● **OBJECTIVE**
Output each entry verbatim and exclude every picture from it.

● **INFORMATION GIVEN**
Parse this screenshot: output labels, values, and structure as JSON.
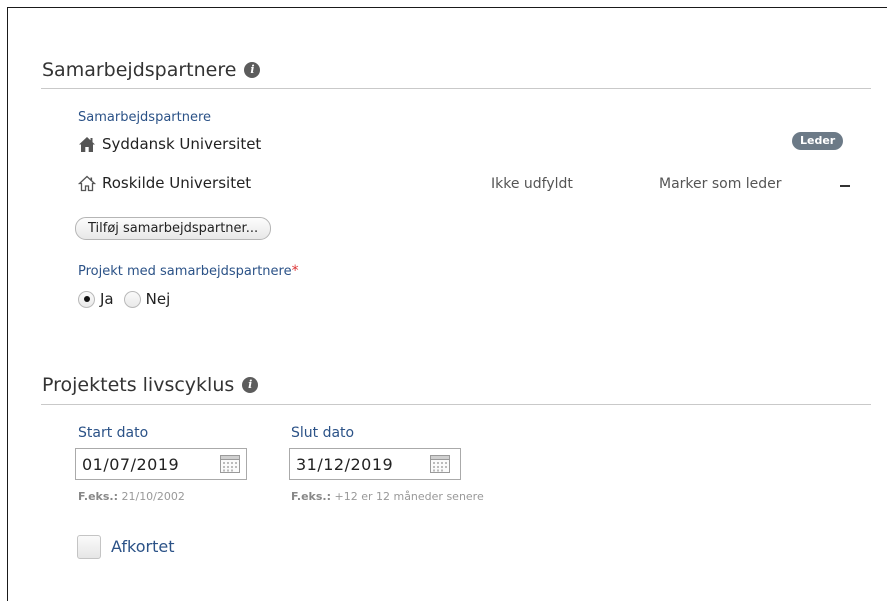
{
  "partners_section": {
    "title": "Samarbejdspartnere",
    "info_icon": "info-icon",
    "field_label": "Samarbejdspartnere",
    "partners": [
      {
        "name": "Syddansk Universitet",
        "icon": "home-icon",
        "badge": "Leder"
      },
      {
        "name": "Roskilde Universitet",
        "icon": "home-outline-icon",
        "status": "Ikke udfyldt",
        "action": "Marker som leder",
        "remove": "remove-dash"
      }
    ],
    "add_button": "Tilføj samarbejdspartner...",
    "with_partners_label": "Projekt med samarbejdspartnere",
    "required_mark": "*",
    "radio_options": [
      {
        "label": "Ja",
        "selected": true
      },
      {
        "label": "Nej",
        "selected": false
      }
    ]
  },
  "lifecycle_section": {
    "title": "Projektets livscyklus",
    "info_icon": "info-icon",
    "start": {
      "label": "Start dato",
      "value": "01/07/2019",
      "hint_prefix": "F.eks.:",
      "hint_text": "21/10/2002"
    },
    "end": {
      "label": "Slut dato",
      "value": "31/12/2019",
      "hint_prefix": "F.eks.:",
      "hint_text": "+12 er 12 måneder senere"
    },
    "shortened_label": "Afkortet",
    "shortened_checked": false
  },
  "colors": {
    "label_blue": "#2b5287",
    "badge_gray": "#6c7a87",
    "required_red": "#dd3333"
  }
}
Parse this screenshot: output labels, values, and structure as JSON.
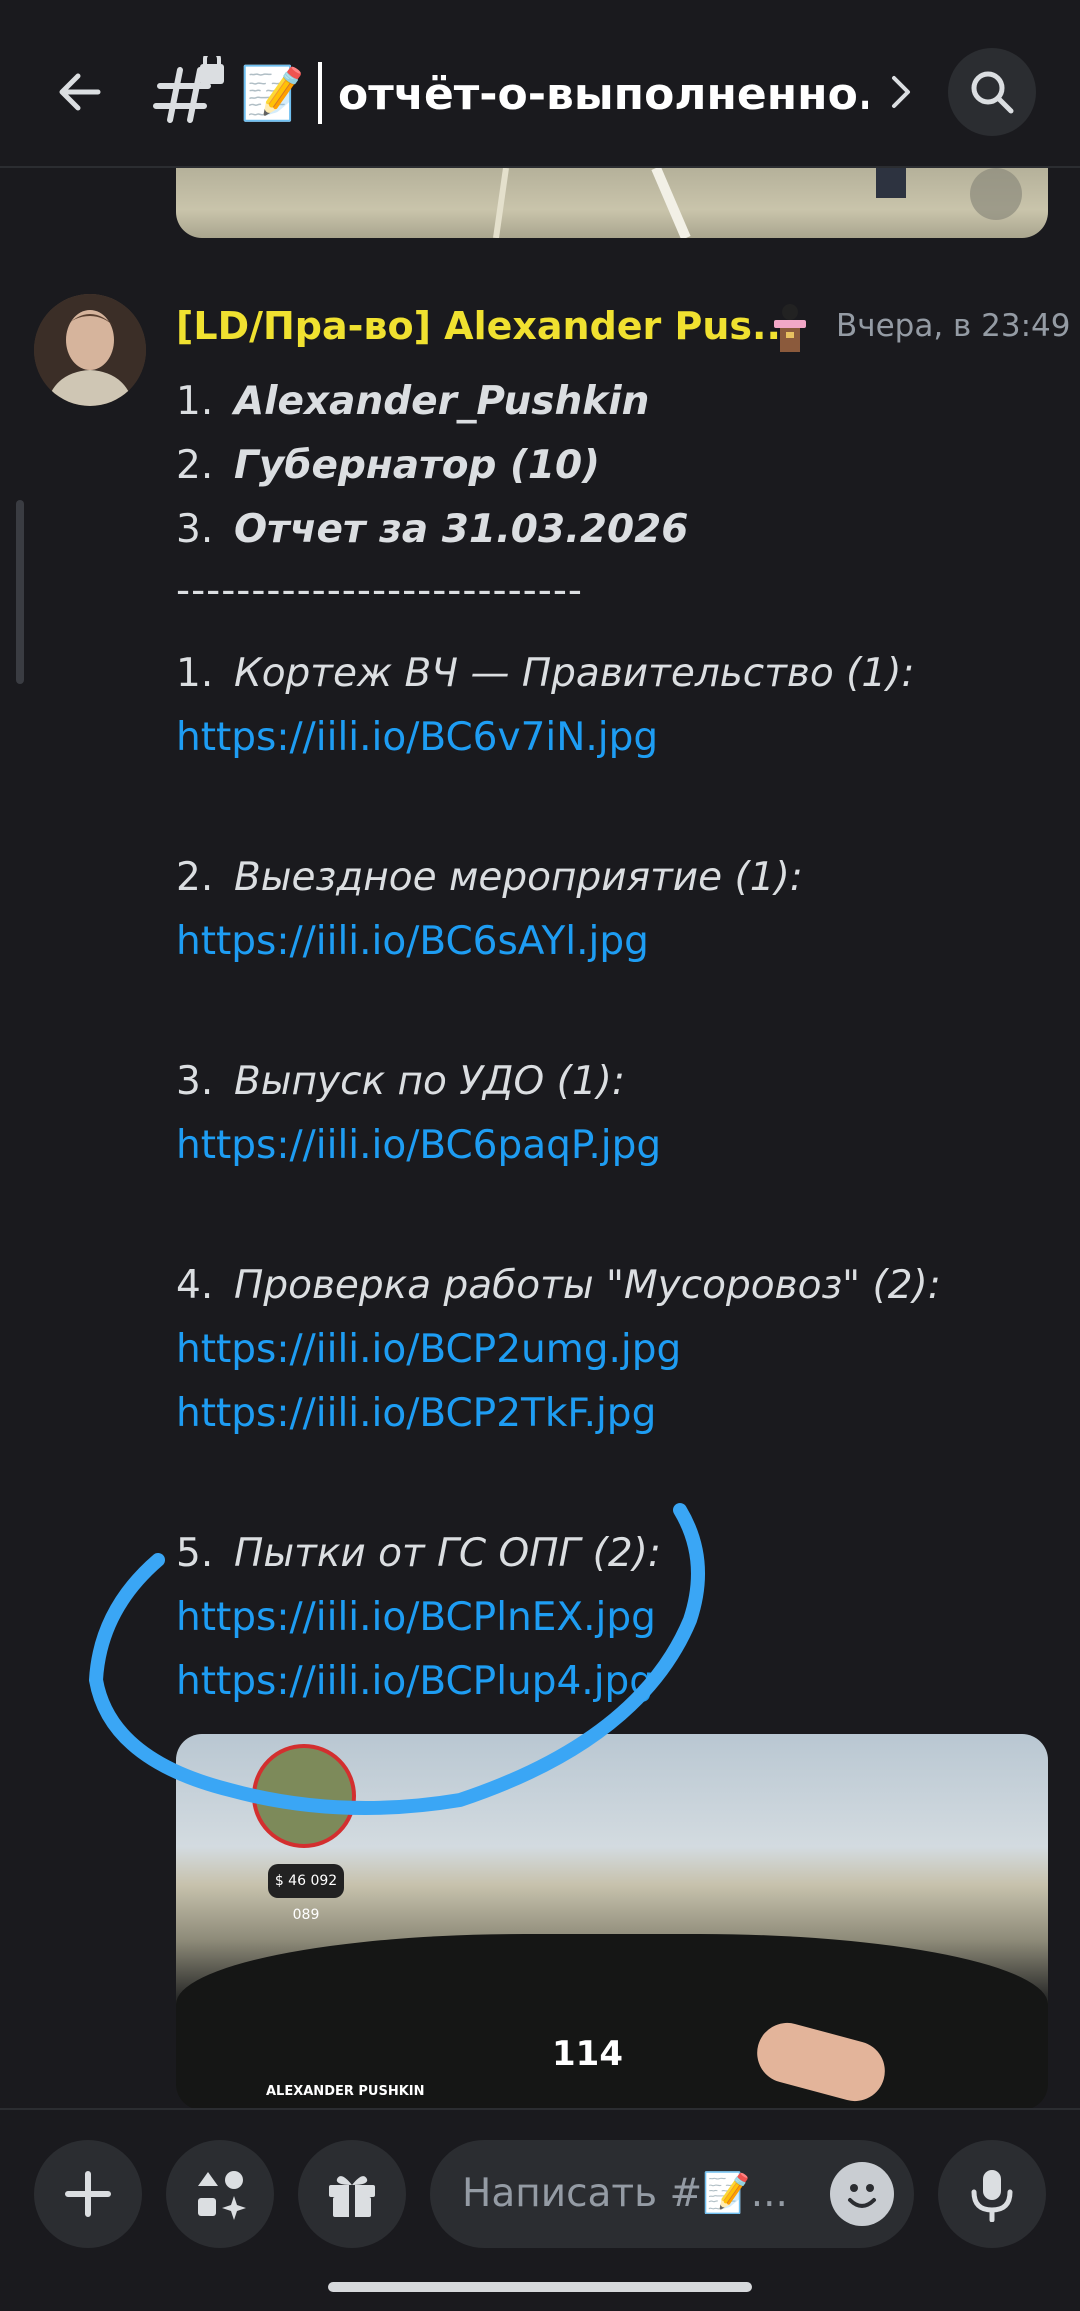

● **REPLY**
Parse this screenshot: output labels, values, and structure as JSON.
{
  "partners_section": {
    "title": "Samarbejdspartnere",
    "info_icon": "info-icon",
    "field_label": "Samarbejdspartnere",
    "partners": [
      {
        "name": "Syddansk Universitet",
        "icon": "home-icon",
        "badge": "Leder"
      },
      {
        "name": "Roskilde Universitet",
        "icon": "home-outline-icon",
        "status": "Ikke udfyldt",
        "action": "Marker som leder",
        "remove": "remove-dash"
      }
    ],
    "add_button": "Tilføj samarbejdspartner...",
    "with_partners_label": "Projekt med samarbejdspartnere",
    "required_mark": "*",
    "radio_options": [
      {
        "label": "Ja",
        "selected": true
      },
      {
        "label": "Nej",
        "selected": false
      }
    ]
  },
  "lifecycle_section": {
    "title": "Projektets livscyklus",
    "info_icon": "info-icon",
    "start": {
      "label": "Start dato",
      "value": "01/07/2019",
      "hint_prefix": "F.eks.:",
      "hint_text": "21/10/2002"
    },
    "end": {
      "label": "Slut dato",
      "value": "31/12/2019",
      "hint_prefix": "F.eks.:",
      "hint_text": "+12 er 12 måneder senere"
    },
    "shortened_label": "Afkortet",
    "shortened_checked": false
  },
  "colors": {
    "label_blue": "#2b5287",
    "badge_gray": "#6c7a87",
    "required_red": "#dd3333"
  }
}
Parse this screenshot: output labels, values, and structure as JSON.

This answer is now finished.